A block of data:
====

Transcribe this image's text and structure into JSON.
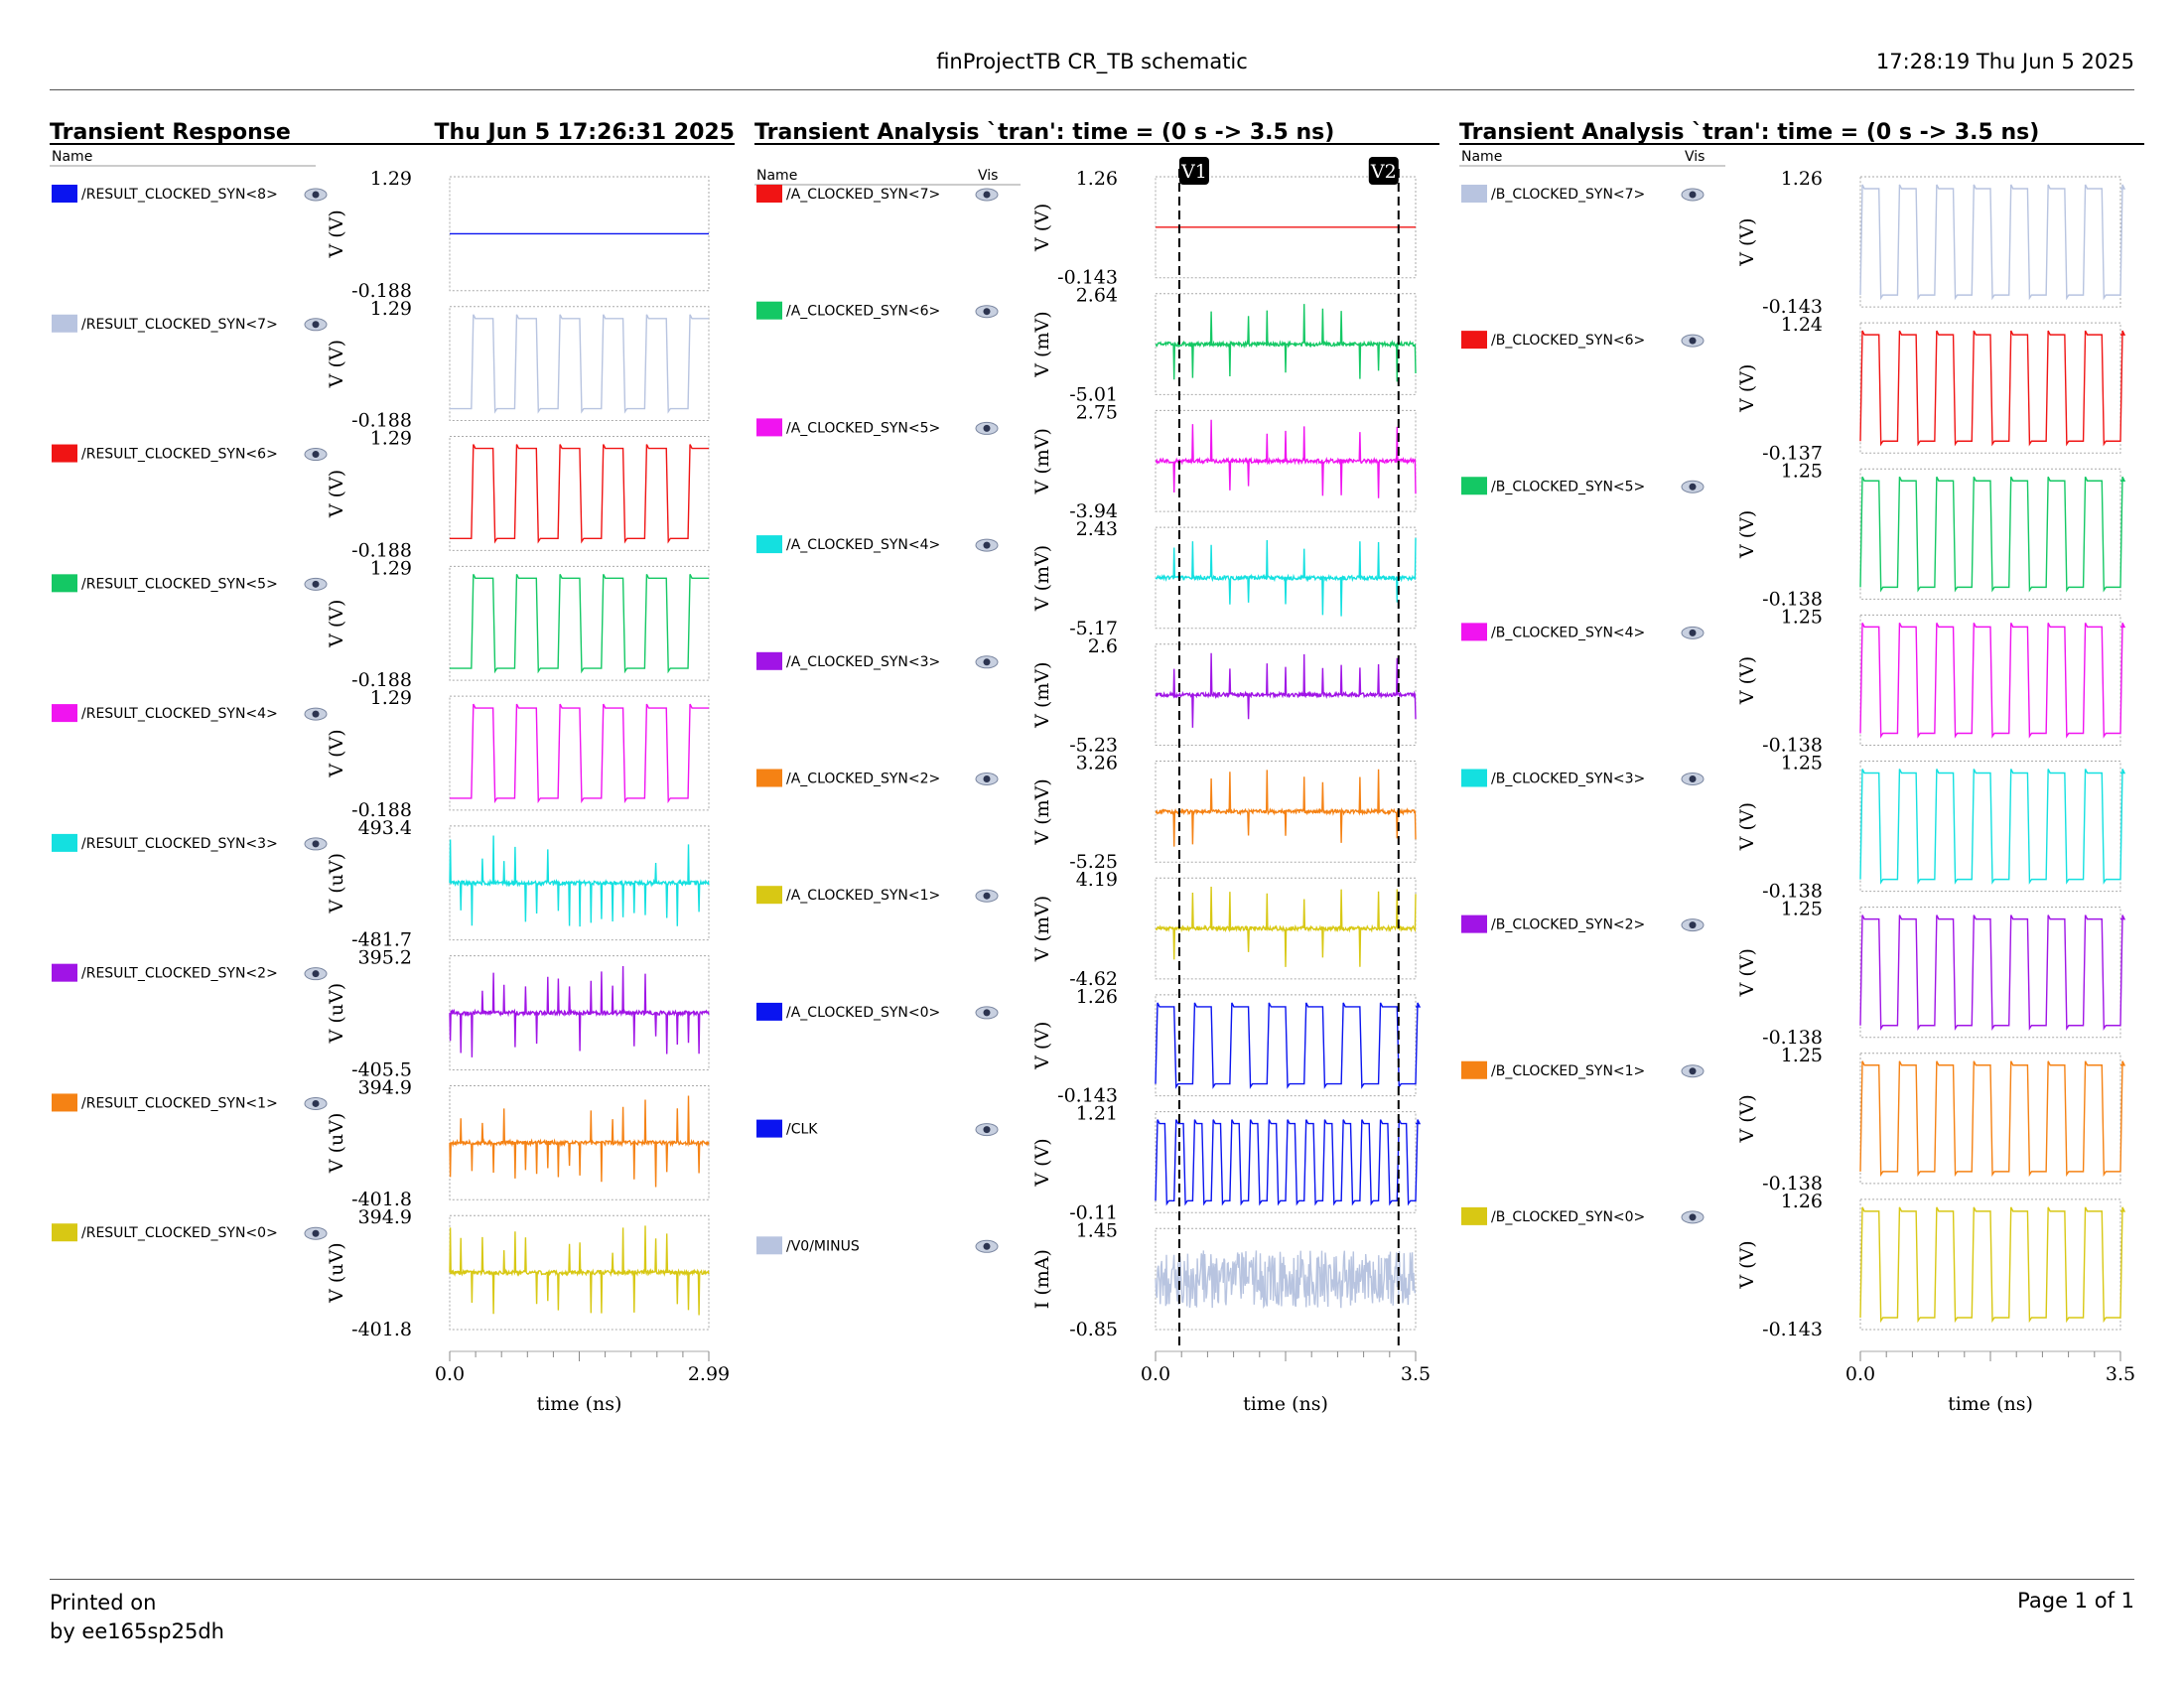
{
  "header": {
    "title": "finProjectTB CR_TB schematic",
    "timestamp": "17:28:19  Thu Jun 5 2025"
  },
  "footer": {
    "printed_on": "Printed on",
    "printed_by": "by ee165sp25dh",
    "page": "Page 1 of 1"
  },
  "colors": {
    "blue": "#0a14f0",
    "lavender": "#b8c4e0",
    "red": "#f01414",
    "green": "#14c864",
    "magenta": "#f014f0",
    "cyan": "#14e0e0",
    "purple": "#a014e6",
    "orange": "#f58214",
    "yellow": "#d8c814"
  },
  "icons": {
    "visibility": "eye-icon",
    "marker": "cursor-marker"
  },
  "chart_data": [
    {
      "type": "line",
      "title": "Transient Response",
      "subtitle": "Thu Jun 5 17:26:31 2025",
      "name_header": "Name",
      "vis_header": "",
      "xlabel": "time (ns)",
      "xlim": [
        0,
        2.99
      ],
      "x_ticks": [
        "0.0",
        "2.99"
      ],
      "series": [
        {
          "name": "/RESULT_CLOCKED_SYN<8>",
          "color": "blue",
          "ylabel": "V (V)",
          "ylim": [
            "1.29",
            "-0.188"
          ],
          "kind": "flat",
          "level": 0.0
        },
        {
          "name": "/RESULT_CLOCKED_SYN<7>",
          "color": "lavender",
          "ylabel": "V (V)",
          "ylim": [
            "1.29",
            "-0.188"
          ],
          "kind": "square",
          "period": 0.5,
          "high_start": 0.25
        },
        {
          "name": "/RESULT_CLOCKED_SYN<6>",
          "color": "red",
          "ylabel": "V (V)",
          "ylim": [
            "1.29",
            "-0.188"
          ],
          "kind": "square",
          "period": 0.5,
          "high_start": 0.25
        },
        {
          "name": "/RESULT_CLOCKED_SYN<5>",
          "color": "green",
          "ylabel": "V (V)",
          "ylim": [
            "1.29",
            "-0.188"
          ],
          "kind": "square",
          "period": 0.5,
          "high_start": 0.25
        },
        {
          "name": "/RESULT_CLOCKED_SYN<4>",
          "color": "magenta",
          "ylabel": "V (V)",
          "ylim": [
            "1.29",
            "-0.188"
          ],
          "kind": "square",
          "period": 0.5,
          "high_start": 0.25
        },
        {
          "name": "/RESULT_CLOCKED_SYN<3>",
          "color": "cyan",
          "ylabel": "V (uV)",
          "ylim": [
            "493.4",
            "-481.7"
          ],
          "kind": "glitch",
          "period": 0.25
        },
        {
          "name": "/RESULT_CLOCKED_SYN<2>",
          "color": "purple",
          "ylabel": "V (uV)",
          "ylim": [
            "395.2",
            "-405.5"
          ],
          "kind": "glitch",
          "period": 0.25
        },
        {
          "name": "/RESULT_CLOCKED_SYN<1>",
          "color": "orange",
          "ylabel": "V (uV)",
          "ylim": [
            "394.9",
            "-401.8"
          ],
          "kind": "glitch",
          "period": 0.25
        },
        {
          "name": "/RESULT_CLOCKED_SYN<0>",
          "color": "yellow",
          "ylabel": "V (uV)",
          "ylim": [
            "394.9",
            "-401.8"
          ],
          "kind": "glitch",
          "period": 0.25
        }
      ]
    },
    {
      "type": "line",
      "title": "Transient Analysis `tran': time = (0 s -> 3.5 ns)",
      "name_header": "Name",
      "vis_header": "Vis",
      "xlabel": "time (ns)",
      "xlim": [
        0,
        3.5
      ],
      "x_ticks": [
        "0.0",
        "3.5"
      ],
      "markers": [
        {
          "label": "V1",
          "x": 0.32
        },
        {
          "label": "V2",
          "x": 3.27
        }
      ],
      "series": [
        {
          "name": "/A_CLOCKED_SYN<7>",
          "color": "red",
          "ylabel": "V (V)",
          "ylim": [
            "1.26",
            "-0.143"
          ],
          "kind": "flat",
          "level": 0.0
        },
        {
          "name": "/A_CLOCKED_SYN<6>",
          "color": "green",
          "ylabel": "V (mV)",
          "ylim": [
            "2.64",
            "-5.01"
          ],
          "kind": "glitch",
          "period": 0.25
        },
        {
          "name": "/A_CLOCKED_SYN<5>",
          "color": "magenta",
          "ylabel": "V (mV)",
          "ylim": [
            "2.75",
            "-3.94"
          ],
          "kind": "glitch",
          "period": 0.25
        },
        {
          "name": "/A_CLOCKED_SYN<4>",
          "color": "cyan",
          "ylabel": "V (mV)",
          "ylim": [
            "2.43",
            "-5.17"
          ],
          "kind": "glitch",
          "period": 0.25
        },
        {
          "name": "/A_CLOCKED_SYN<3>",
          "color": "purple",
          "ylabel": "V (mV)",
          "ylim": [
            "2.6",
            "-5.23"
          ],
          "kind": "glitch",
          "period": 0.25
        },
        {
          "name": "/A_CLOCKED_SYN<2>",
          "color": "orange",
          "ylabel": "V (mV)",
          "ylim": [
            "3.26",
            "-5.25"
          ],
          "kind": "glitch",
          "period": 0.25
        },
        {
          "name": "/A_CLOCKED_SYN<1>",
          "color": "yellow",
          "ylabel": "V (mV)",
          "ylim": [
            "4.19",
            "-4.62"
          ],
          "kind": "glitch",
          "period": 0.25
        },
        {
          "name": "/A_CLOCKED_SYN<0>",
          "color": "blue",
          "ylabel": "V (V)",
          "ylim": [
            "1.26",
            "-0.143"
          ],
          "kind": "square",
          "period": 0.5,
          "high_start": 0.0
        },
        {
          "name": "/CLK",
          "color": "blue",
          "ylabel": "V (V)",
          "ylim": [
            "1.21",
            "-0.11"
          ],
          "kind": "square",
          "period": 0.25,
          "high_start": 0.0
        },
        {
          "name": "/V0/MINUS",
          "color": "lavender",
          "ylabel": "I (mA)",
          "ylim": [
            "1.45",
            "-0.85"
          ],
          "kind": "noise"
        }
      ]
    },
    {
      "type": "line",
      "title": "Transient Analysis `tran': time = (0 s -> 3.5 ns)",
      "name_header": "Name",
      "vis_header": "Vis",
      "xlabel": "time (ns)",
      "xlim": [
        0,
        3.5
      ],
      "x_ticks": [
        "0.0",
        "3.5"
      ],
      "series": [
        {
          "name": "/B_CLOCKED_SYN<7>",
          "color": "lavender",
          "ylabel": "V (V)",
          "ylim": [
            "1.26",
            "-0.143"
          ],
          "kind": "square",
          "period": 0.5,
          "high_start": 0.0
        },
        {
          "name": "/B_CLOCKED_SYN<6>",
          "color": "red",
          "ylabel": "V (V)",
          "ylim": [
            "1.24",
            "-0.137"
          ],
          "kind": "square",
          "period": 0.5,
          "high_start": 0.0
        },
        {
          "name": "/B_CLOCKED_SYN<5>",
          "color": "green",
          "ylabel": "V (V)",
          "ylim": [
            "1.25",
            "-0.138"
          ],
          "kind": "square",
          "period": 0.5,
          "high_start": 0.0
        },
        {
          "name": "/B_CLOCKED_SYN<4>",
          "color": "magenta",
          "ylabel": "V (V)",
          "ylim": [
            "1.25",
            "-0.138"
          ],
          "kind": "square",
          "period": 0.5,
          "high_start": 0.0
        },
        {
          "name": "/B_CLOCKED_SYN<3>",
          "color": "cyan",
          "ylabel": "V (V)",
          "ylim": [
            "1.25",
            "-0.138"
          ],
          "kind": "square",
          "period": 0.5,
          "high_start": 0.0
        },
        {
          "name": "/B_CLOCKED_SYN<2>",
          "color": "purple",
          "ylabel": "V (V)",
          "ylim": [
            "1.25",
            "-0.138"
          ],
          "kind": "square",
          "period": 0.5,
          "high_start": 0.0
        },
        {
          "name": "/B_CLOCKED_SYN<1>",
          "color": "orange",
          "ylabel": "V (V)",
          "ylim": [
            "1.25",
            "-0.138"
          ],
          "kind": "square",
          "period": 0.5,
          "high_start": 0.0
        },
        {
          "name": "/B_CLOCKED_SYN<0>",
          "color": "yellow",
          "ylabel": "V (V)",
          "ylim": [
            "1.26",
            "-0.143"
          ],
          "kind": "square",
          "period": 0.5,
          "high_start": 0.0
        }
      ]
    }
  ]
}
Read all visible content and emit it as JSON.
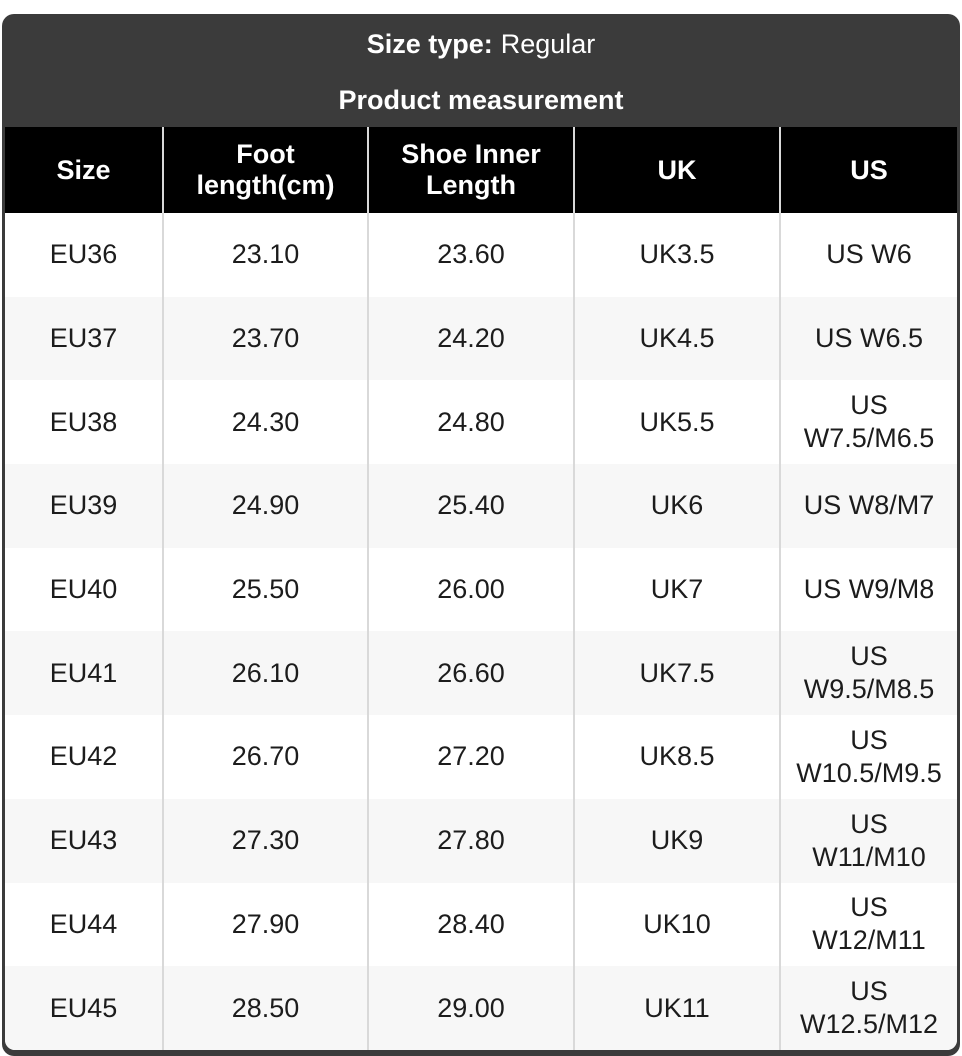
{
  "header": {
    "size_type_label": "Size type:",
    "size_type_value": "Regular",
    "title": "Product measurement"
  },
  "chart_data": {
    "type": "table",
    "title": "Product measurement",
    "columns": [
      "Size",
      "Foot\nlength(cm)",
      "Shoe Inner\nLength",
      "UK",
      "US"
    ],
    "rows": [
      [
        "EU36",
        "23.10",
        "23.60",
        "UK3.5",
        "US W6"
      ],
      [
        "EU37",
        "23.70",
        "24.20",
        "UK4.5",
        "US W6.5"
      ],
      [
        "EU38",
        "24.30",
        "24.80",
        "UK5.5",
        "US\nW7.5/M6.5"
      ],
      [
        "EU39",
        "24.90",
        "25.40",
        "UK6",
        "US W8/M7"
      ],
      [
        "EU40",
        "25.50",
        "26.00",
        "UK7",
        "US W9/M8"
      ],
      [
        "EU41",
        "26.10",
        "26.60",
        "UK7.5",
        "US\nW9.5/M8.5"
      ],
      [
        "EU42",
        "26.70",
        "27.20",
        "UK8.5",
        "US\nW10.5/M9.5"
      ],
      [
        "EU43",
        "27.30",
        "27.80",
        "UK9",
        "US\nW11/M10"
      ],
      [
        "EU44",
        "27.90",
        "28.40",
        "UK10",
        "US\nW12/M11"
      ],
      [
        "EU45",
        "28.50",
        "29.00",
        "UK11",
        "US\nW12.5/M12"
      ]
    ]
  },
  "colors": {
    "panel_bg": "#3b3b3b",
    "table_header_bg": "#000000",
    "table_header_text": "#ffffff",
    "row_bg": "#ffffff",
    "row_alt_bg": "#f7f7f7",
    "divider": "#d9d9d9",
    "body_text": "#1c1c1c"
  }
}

====

> **WHAT IS NEEDED**: From the line containing "Read all visible content and emit it as JSON." through the end of the entries, quote each line exactly and nothing else, excluding all pictures.

> **EXERCISE RESULT**:
Read all visible content and emit it as JSON.
{
  "header": {
    "size_type_label": "Size type:",
    "size_type_value": "Regular",
    "title": "Product measurement"
  },
  "chart_data": {
    "type": "table",
    "title": "Product measurement",
    "columns": [
      "Size",
      "Foot\nlength(cm)",
      "Shoe Inner\nLength",
      "UK",
      "US"
    ],
    "rows": [
      [
        "EU36",
        "23.10",
        "23.60",
        "UK3.5",
        "US W6"
      ],
      [
        "EU37",
        "23.70",
        "24.20",
        "UK4.5",
        "US W6.5"
      ],
      [
        "EU38",
        "24.30",
        "24.80",
        "UK5.5",
        "US\nW7.5/M6.5"
      ],
      [
        "EU39",
        "24.90",
        "25.40",
        "UK6",
        "US W8/M7"
      ],
      [
        "EU40",
        "25.50",
        "26.00",
        "UK7",
        "US W9/M8"
      ],
      [
        "EU41",
        "26.10",
        "26.60",
        "UK7.5",
        "US\nW9.5/M8.5"
      ],
      [
        "EU42",
        "26.70",
        "27.20",
        "UK8.5",
        "US\nW10.5/M9.5"
      ],
      [
        "EU43",
        "27.30",
        "27.80",
        "UK9",
        "US\nW11/M10"
      ],
      [
        "EU44",
        "27.90",
        "28.40",
        "UK10",
        "US\nW12/M11"
      ],
      [
        "EU45",
        "28.50",
        "29.00",
        "UK11",
        "US\nW12.5/M12"
      ]
    ]
  },
  "colors": {
    "panel_bg": "#3b3b3b",
    "table_header_bg": "#000000",
    "table_header_text": "#ffffff",
    "row_bg": "#ffffff",
    "row_alt_bg": "#f7f7f7",
    "divider": "#d9d9d9",
    "body_text": "#1c1c1c"
  }
}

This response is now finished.